• _GIVEN EXERCISE_: Copy whichever lines contain the string "intro".

• _RECORDS FOR THE EXERCISE_:
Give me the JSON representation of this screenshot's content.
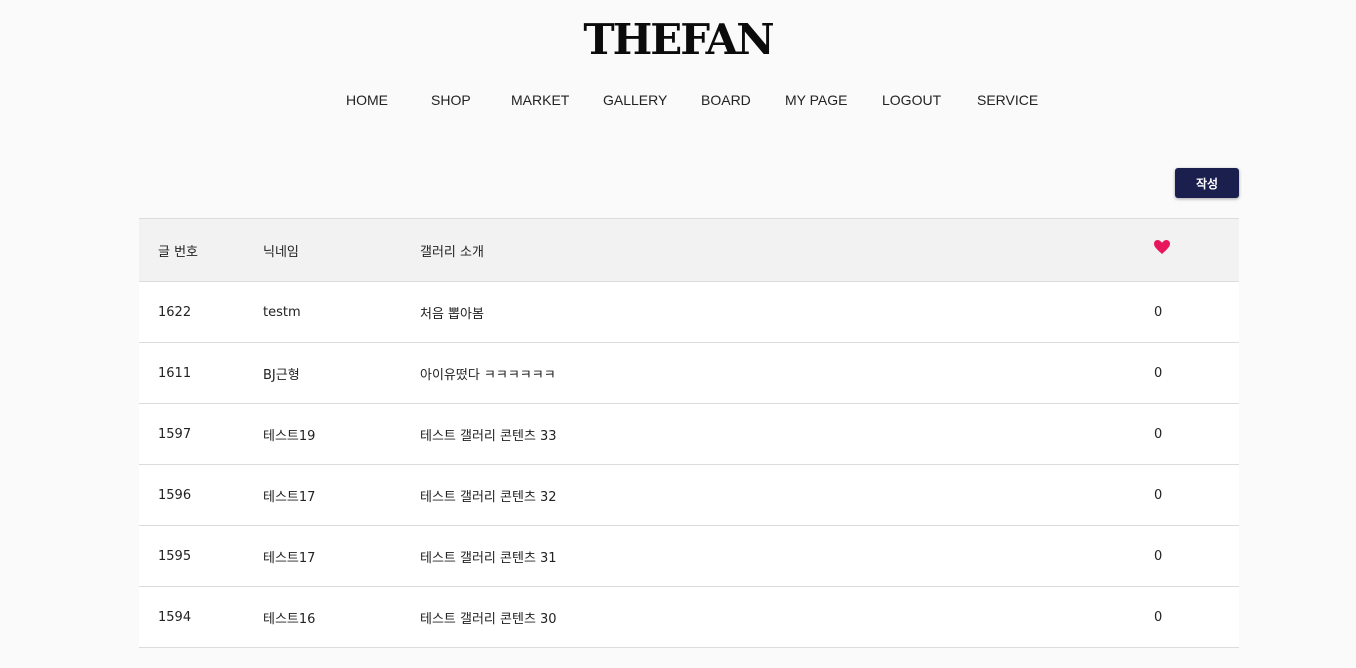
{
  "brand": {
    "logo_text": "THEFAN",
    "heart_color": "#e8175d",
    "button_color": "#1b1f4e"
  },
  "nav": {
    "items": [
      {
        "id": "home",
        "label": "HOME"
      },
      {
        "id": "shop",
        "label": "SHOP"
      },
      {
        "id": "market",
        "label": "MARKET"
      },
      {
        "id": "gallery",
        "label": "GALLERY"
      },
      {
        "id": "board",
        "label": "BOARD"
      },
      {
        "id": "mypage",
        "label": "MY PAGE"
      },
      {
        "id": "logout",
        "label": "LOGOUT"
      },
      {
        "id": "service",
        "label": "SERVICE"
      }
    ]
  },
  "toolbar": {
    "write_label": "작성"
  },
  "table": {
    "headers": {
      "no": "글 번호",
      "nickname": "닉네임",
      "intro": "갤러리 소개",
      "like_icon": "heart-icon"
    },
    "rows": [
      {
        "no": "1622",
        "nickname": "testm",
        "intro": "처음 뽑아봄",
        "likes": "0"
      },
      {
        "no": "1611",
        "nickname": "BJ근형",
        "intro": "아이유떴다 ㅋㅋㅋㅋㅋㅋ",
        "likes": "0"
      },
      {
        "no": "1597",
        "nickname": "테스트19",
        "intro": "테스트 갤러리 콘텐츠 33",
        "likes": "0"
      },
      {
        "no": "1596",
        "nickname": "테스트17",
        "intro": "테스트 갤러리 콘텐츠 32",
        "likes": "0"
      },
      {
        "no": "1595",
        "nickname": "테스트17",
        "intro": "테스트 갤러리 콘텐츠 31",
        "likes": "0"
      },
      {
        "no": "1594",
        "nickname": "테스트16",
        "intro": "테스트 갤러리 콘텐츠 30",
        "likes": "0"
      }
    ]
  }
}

• _REPLY_:
      "intro": "갤러리 소개",
        "intro": "처음 뽑아봄",
        "intro": "아이유떴다 ㅋㅋㅋㅋㅋㅋ",
        "intro": "테스트 갤러리 콘텐츠 33",
        "intro": "테스트 갤러리 콘텐츠 32",
        "intro": "테스트 갤러리 콘텐츠 31",
        "intro": "테스트 갤러리 콘텐츠 30",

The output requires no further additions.